**ASSIGNMENT:** Omit the images. Reproduce each line of the records exactly as it appears.

**DATASET RECORDS:**
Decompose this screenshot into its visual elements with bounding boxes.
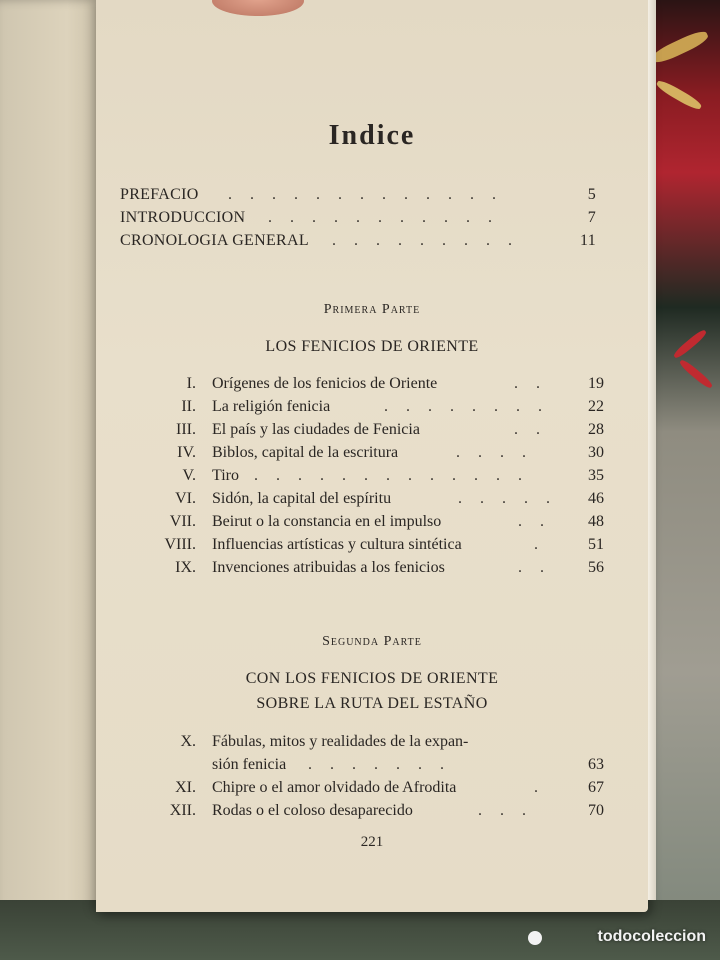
chapter-entry bbox=[158, 421, 604, 443]
chapter-number: VII. bbox=[169, 513, 196, 530]
chapter-number: I. bbox=[186, 375, 196, 392]
chapter-entry bbox=[158, 733, 604, 755]
part2-title-line2: SOBRE LA RUTA DEL ESTAÑO bbox=[256, 695, 488, 712]
chapter-dots: . . . . bbox=[456, 444, 533, 461]
chapter-title: El país y las ciudades de Fenicia bbox=[212, 421, 420, 438]
chapter-title: Chipre o el amor olvidado de Afrodita bbox=[212, 779, 457, 796]
chapter-number: II. bbox=[181, 398, 196, 415]
chapter-entry bbox=[158, 490, 604, 512]
chapter-dots: . . bbox=[518, 559, 551, 576]
page-title: Indice bbox=[328, 120, 416, 151]
chapter-entry bbox=[158, 802, 604, 824]
chapter-page: 70 bbox=[588, 802, 604, 819]
chapter-page: 48 bbox=[588, 513, 604, 530]
page-edge bbox=[648, 0, 656, 900]
chapter-title: Invenciones atribuidas a los fenicios bbox=[212, 559, 445, 576]
chapter-title-continued: sión fenicia bbox=[212, 756, 287, 773]
chapter-dots: . bbox=[534, 536, 545, 553]
chapter-title: Beirut o la constancia en el impulso bbox=[212, 513, 442, 530]
chapter-page: 67 bbox=[588, 779, 604, 796]
chapter-entry bbox=[158, 779, 604, 801]
chapter-dots: . . . . . . . . bbox=[384, 398, 549, 415]
chapter-title: Biblos, capital de la escritura bbox=[212, 444, 399, 461]
chapter-title: Orígenes de los fenicios de Oriente bbox=[212, 375, 438, 392]
chapter-number: IX. bbox=[175, 559, 196, 576]
part1-title: LOS FENICIOS DE ORIENTE bbox=[265, 338, 479, 355]
chapter-page: 28 bbox=[588, 421, 604, 438]
chapter-number: V. bbox=[182, 467, 196, 484]
chapter-page: 30 bbox=[588, 444, 604, 461]
watermark: todocoleccion bbox=[597, 928, 706, 945]
chapter-page: 46 bbox=[588, 490, 604, 507]
chapter-title: Rodas o el coloso desaparecido bbox=[212, 802, 413, 819]
chapter-entry bbox=[158, 375, 604, 397]
chapter-title: Influencias artísticas y cultura sintética bbox=[212, 536, 462, 553]
chapter-number: XI. bbox=[175, 779, 196, 796]
watermark-logo-icon bbox=[528, 931, 542, 945]
chapter-page: 56 bbox=[588, 559, 604, 576]
chapter-entry bbox=[158, 467, 604, 489]
part2-label: Segunda Parte bbox=[322, 634, 422, 649]
page-number: 221 bbox=[360, 834, 384, 850]
chapter-entry bbox=[158, 559, 604, 581]
toc-entry-label: INTRODUCCION bbox=[120, 209, 246, 226]
chapter-entry bbox=[158, 398, 604, 420]
toc-entry bbox=[120, 209, 596, 231]
chapter-number: IV. bbox=[177, 444, 196, 461]
chapter-entry bbox=[158, 536, 604, 558]
chapter-dots: . . . bbox=[478, 802, 533, 819]
toc-entry-dots: . . . . . . . . . bbox=[332, 232, 519, 249]
chapter-dots: . . . . . . . . . . . . . bbox=[254, 467, 529, 484]
toc-entry bbox=[120, 232, 596, 254]
chapter-number: III. bbox=[176, 421, 196, 438]
toc-entry-label: PREFACIO bbox=[120, 186, 199, 203]
chapter-page: 22 bbox=[588, 398, 604, 415]
chapter-number: XII. bbox=[169, 802, 196, 819]
toc-entry-dots: . . . . . . . . . . . . . bbox=[228, 186, 503, 203]
toc-entry-page: 7 bbox=[587, 209, 596, 226]
part1-label: Primera Parte bbox=[323, 302, 421, 317]
chapter-number: VIII. bbox=[164, 536, 196, 553]
chapter-page: 35 bbox=[588, 467, 604, 484]
chapter-entry bbox=[158, 444, 604, 466]
toc-entry-page: 5 bbox=[587, 186, 596, 203]
chapter-title: Fábulas, mitos y realidades de la expan- bbox=[212, 733, 469, 750]
chapter-number: VI. bbox=[175, 490, 196, 507]
chapter-dots: . . bbox=[514, 421, 547, 438]
chapter-dots: . bbox=[534, 779, 545, 796]
chapter-entry-continued bbox=[158, 756, 604, 778]
toc-entry-dots: . . . . . . . . . . . bbox=[268, 209, 499, 226]
chapter-title: Tiro bbox=[212, 467, 239, 484]
toc-entry bbox=[120, 186, 596, 208]
toc-entry-label: CRONOLOGIA GENERAL bbox=[120, 232, 309, 249]
chapter-dots: . . bbox=[514, 375, 547, 392]
chapter-entry bbox=[158, 513, 604, 535]
toc-entry-page: 11 bbox=[579, 232, 596, 249]
chapter-dots: . . . . . bbox=[458, 490, 557, 507]
chapter-title: La religión fenicia bbox=[212, 398, 331, 415]
chapter-page: 19 bbox=[588, 375, 604, 392]
chapter-title: Sidón, la capital del espíritu bbox=[212, 490, 392, 507]
chapter-dots: . . bbox=[518, 513, 551, 530]
part2-title-line1: CON LOS FENICIOS DE ORIENTE bbox=[245, 670, 499, 687]
chapter-page: 63 bbox=[588, 756, 604, 773]
chapter-page: 51 bbox=[588, 536, 604, 553]
chapter-number: X. bbox=[180, 733, 196, 750]
chapter-dots: . . . . . . . bbox=[308, 756, 451, 773]
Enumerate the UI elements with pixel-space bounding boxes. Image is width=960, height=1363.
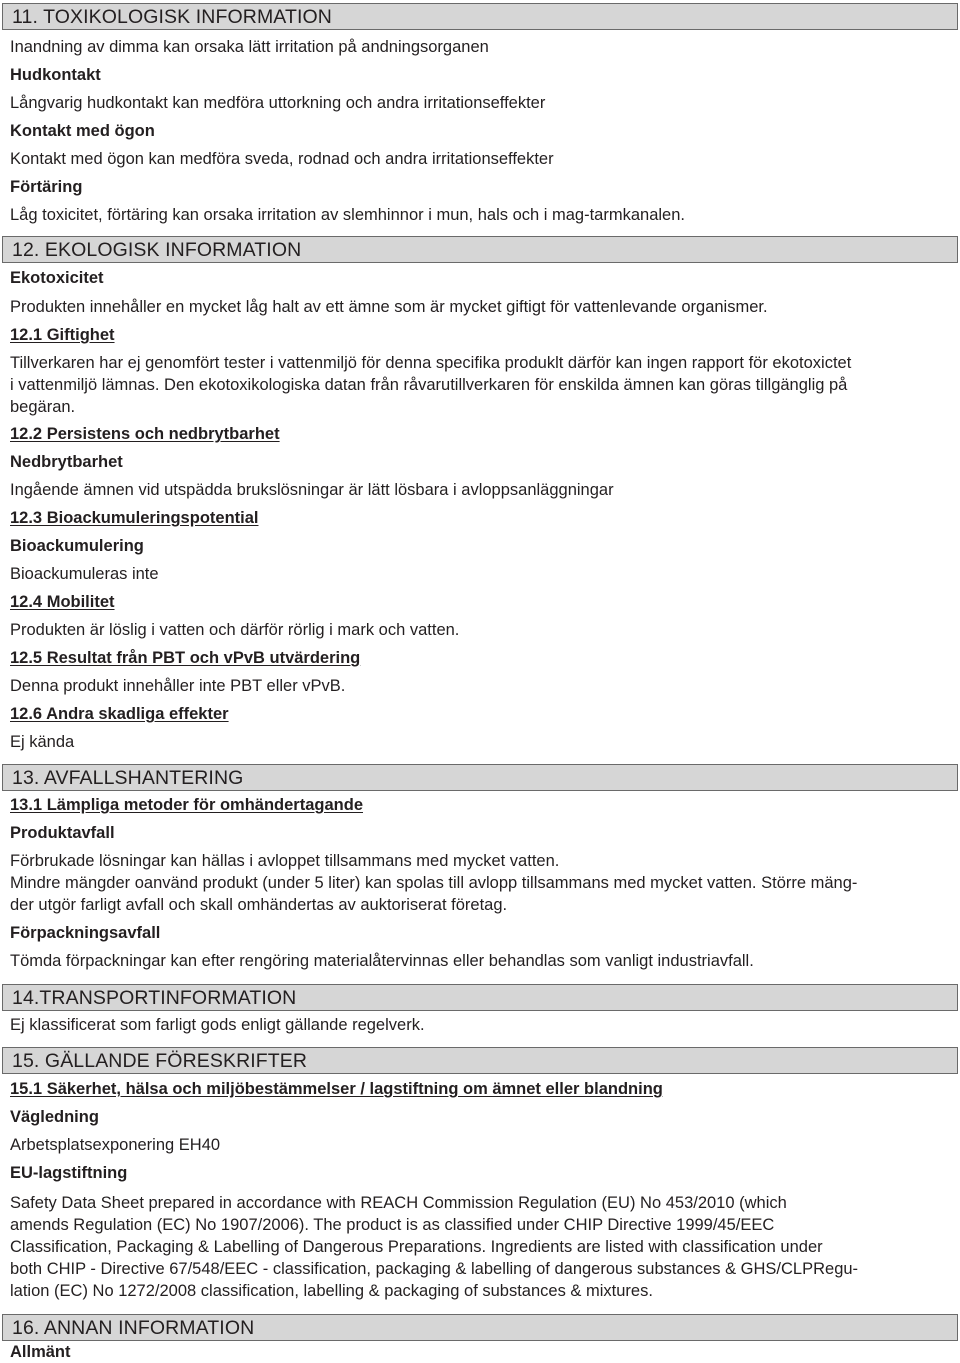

**RESPONSE TO THE EXERCISE:**
Decompose this screenshot into its visual elements with bounding boxes.
chapter-entry bbox=[158, 421, 604, 443]
chapter-number: VII. bbox=[169, 513, 196, 530]
chapter-number: I. bbox=[186, 375, 196, 392]
chapter-entry bbox=[158, 733, 604, 755]
part2-title-line2: SOBRE LA RUTA DEL ESTAÑO bbox=[256, 695, 488, 712]
chapter-dots: . . . . bbox=[456, 444, 533, 461]
chapter-title: El país y las ciudades de Fenicia bbox=[212, 421, 420, 438]
chapter-title: Chipre o el amor olvidado de Afrodita bbox=[212, 779, 457, 796]
chapter-number: II. bbox=[181, 398, 196, 415]
chapter-entry bbox=[158, 490, 604, 512]
chapter-dots: . . bbox=[518, 559, 551, 576]
page-title: Indice bbox=[328, 120, 416, 151]
chapter-entry bbox=[158, 802, 604, 824]
chapter-page: 70 bbox=[588, 802, 604, 819]
chapter-page: 48 bbox=[588, 513, 604, 530]
page-edge bbox=[648, 0, 656, 900]
chapter-title: Invenciones atribuidas a los fenicios bbox=[212, 559, 445, 576]
chapter-title-continued: sión fenicia bbox=[212, 756, 287, 773]
chapter-dots: . bbox=[534, 536, 545, 553]
chapter-title: Beirut o la constancia en el impulso bbox=[212, 513, 442, 530]
chapter-page: 67 bbox=[588, 779, 604, 796]
chapter-entry bbox=[158, 779, 604, 801]
chapter-dots: . . . . . . . . bbox=[384, 398, 549, 415]
chapter-title: Biblos, capital de la escritura bbox=[212, 444, 399, 461]
chapter-title: Orígenes de los fenicios de Oriente bbox=[212, 375, 438, 392]
chapter-number: IX. bbox=[175, 559, 196, 576]
part1-title: LOS FENICIOS DE ORIENTE bbox=[265, 338, 479, 355]
chapter-page: 28 bbox=[588, 421, 604, 438]
chapter-number: V. bbox=[182, 467, 196, 484]
chapter-page: 30 bbox=[588, 444, 604, 461]
watermark: todocoleccion bbox=[597, 928, 706, 945]
chapter-page: 46 bbox=[588, 490, 604, 507]
chapter-title: Rodas o el coloso desaparecido bbox=[212, 802, 413, 819]
chapter-entry bbox=[158, 375, 604, 397]
chapter-title: Influencias artísticas y cultura sintética bbox=[212, 536, 462, 553]
chapter-number: XI. bbox=[175, 779, 196, 796]
watermark-logo-icon bbox=[528, 931, 542, 945]
chapter-page: 56 bbox=[588, 559, 604, 576]
chapter-entry bbox=[158, 467, 604, 489]
part2-label: Segunda Parte bbox=[322, 634, 422, 649]
page-number: 221 bbox=[360, 834, 384, 850]
chapter-entry bbox=[158, 559, 604, 581]
toc-entry-label: INTRODUCCION bbox=[120, 209, 246, 226]
chapter-entry bbox=[158, 398, 604, 420]
toc-entry bbox=[120, 209, 596, 231]
chapter-number: IV. bbox=[177, 444, 196, 461]
chapter-entry bbox=[158, 536, 604, 558]
chapter-dots: . . . bbox=[478, 802, 533, 819]
toc-entry-dots: . . . . . . . . . bbox=[332, 232, 519, 249]
chapter-dots: . . . . . . . . . . . . . bbox=[254, 467, 529, 484]
toc-entry bbox=[120, 232, 596, 254]
chapter-number: III. bbox=[176, 421, 196, 438]
toc-entry-label: PREFACIO bbox=[120, 186, 199, 203]
chapter-page: 22 bbox=[588, 398, 604, 415]
chapter-number: XII. bbox=[169, 802, 196, 819]
toc-entry-dots: . . . . . . . . . . . . . bbox=[228, 186, 503, 203]
toc-entry-page: 7 bbox=[587, 209, 596, 226]
part1-label: Primera Parte bbox=[323, 302, 421, 317]
chapter-number: VIII. bbox=[164, 536, 196, 553]
chapter-page: 35 bbox=[588, 467, 604, 484]
chapter-entry bbox=[158, 444, 604, 466]
toc-entry-page: 5 bbox=[587, 186, 596, 203]
chapter-title: Fábulas, mitos y realidades de la expan- bbox=[212, 733, 469, 750]
chapter-number: VI. bbox=[175, 490, 196, 507]
chapter-dots: . . bbox=[514, 421, 547, 438]
chapter-dots: . bbox=[534, 779, 545, 796]
chapter-entry-continued bbox=[158, 756, 604, 778]
toc-entry-dots: . . . . . . . . . . . bbox=[268, 209, 499, 226]
chapter-title: Tiro bbox=[212, 467, 239, 484]
toc-entry bbox=[120, 186, 596, 208]
toc-entry-label: CRONOLOGIA GENERAL bbox=[120, 232, 309, 249]
chapter-dots: . . bbox=[514, 375, 547, 392]
chapter-entry bbox=[158, 513, 604, 535]
toc-entry-page: 11 bbox=[579, 232, 596, 249]
chapter-dots: . . . . . bbox=[458, 490, 557, 507]
chapter-title: La religión fenicia bbox=[212, 398, 331, 415]
chapter-page: 19 bbox=[588, 375, 604, 392]
chapter-title: Sidón, la capital del espíritu bbox=[212, 490, 392, 507]
chapter-dots: . . bbox=[518, 513, 551, 530]
part2-title-line1: CON LOS FENICIOS DE ORIENTE bbox=[245, 670, 499, 687]
chapter-page: 63 bbox=[588, 756, 604, 773]
chapter-page: 51 bbox=[588, 536, 604, 553]
chapter-number: X. bbox=[180, 733, 196, 750]
chapter-dots: . . . . . . . bbox=[308, 756, 451, 773]
Enumerate the UI elements with pixel-space bounding boxes. Image is width=960, height=1363.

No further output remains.